[Excerpted passage — start]

What the Scanner Detects

The third-party scripts, privacy keywords, cookies, CSP gaps, and accessibility (WCAG) issues the Web Scanner surfaces on each scan.

What the Scanner Detects

Use this page to understand what each scan surfaces about the third-party code running on your site.


Third-party scripts

On every page it visits, the scanner detects the third-party scripts and stylesheets your site loads and records where they came from. This gives you a running inventory of what executes on your pages.

Privacy keyword detection

The Web Scanner automatically inspects the content of third-party JavaScript and CSS files loaded on your pages. It flags resources that contain privacy-sensitive patterns, giving you visibility into what data third-party scripts may be collecting or processing.

Detected keywords are grouped into the following categories:

  • Ad platform identifiers: Click IDs and tracking parameters used by advertising platforms.
  • Tracker brands: References to well-known analytics and tracking services.
  • Cookie and storage patterns: Known tracking cookie names and storage keys commonly used for cross-site identification.
  • Data collection APIs: Browser APIs used to send or store data.
  • PHI-related terms: Keywords that may indicate protected health information handling.

When a third-party resource contains one or more of these keywords, a Privacy Data badge appears on its row in the Resources tab. Expanding the row reveals the specific keywords that were found.

[Excerpted passage — finish]
[Excerpted records — start]

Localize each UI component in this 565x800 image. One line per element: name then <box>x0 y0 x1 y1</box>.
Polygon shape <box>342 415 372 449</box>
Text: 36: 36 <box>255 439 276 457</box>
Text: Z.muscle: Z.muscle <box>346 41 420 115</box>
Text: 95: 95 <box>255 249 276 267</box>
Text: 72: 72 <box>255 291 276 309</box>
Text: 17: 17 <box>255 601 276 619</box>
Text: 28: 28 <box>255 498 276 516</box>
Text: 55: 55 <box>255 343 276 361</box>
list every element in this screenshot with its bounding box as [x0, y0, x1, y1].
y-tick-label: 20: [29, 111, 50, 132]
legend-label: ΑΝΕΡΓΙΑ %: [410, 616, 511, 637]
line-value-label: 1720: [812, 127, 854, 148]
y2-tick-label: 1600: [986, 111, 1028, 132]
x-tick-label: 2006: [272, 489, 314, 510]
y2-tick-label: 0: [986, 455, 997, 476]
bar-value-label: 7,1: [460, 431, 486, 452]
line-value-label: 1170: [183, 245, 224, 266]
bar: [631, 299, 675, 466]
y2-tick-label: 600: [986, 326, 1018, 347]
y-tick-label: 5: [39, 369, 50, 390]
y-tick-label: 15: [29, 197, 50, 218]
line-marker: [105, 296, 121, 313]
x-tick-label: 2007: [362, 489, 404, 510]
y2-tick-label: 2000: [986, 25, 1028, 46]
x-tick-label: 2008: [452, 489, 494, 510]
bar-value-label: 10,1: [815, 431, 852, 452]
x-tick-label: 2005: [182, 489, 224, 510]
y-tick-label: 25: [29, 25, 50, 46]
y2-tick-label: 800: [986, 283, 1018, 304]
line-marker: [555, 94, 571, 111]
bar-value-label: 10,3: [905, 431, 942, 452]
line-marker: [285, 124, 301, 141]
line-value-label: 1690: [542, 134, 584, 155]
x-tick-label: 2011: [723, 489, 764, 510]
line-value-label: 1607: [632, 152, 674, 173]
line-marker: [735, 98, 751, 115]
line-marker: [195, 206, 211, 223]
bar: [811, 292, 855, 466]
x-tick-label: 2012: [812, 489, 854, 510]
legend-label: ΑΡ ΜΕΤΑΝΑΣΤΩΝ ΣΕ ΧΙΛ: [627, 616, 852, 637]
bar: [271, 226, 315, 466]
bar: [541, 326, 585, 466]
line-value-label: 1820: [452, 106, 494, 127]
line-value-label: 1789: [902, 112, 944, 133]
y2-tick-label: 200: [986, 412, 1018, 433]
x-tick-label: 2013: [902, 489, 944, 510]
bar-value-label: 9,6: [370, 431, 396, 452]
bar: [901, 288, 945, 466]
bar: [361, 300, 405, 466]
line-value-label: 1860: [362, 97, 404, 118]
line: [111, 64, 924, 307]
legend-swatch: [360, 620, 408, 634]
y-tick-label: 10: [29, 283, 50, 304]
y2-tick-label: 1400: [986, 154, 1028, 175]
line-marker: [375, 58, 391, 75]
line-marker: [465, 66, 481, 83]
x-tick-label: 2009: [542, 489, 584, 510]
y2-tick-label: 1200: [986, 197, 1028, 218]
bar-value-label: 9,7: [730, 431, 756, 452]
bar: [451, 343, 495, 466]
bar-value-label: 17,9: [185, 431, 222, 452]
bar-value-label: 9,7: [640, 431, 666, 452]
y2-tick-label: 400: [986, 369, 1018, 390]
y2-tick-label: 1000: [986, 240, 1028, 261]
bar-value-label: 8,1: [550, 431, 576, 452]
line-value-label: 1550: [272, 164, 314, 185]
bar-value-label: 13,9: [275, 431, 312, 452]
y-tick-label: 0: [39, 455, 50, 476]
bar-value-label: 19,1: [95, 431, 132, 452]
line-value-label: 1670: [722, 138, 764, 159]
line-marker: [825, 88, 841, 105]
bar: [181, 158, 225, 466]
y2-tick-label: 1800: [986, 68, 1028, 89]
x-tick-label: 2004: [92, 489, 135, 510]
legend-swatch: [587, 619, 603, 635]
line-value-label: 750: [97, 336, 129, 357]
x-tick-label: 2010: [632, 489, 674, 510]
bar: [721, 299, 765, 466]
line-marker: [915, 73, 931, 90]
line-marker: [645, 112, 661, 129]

[Excerpted records — finish]

§ Parts of the exercise:
a: Reproduce the section of the Web Scanner passage that opens with the words containing "The Web Scanner automatically" and closes with "for cross-site identification.".
b: Carry the Web Scanner passage forward, picking up after its final sentence.

§ Solved tasks:
a:
The Web Scanner automatically inspects the content of third-party JavaScript and CSS files loaded on your pages. It flags resources that contain privacy-sensitive patterns, giving you visibility into what data third-party scripts may be collecting or processing.

Detected keywords are grouped into the following categories:

  • Ad platform identifiers: Click IDs and tracking parameters used by advertising platforms.
  • Tracker brands: References to well-known analytics and tracking services.
  • Cookie and storage patterns: Known tracking cookie names and storage keys commonly used for cross-site identification.

b:
This helps you quickly identify which third-party scripts warrant closer review from a privacy and compliance perspective.

Cookies and local storage

The scanner collects the cookies and localStorage identifiers set by third-party scripts and services on your pages, so you can see which integrations are storing identifiers in your visitors' browsers.

CSP analysis

The Web Scanner captures and analyzes the Content Security Policy (CSP) headers returned by each hostname it visits. CSP headers tell browsers which domains are allowed to load scripts, stylesheets, images, and other resources on your pages.

The CSP tab in the scan results shows:

  • Per-hostname CSP status: Whether each hostname returns a CSP header or not. Missing CSP headers are flagged so you know which parts of your site lack this layer of protection.
  • Parsed directives: A breakdown of each CSP directive (e.g., script-src, connect-src, default-src) and the domains it permits.
  • Domains not in CSP: Third-party domains detected during the scan that are not covered by any CSP directive. These represent gaps where your CSP could be tightened to match actual usage.
  • Allowed domains: The full list of domains permitted by your CSP, extracted from all relevant directives.

This analysis helps you identify mismatches between your CSP configuration and the third-party resources actually loading on your site, making it easier to maintain a CSP that accurately reflects your intended integrations.

Accessibility (WCAG) checks

On every page it visits, the scanner runs an automated accessibility audit against the fully rendered page and reports issues measured against the WCAG 2.1 and 2.2 A and AA success criteria — the levels accessibility requirements such as the ADA are typically measured against. Because the scanner already loads each page during the crawl, these checks run alongside the privacy and tracker detections with no extra setup.

Common issues the audit flags include:

  • Color contrast: Text that doesn't meet minimum contrast ratios against its background.
  • Missing alternate text: Images and other non-text content without a text alternative.
  • Form labels: Inputs and controls that aren't associated with a label assistive technology can read.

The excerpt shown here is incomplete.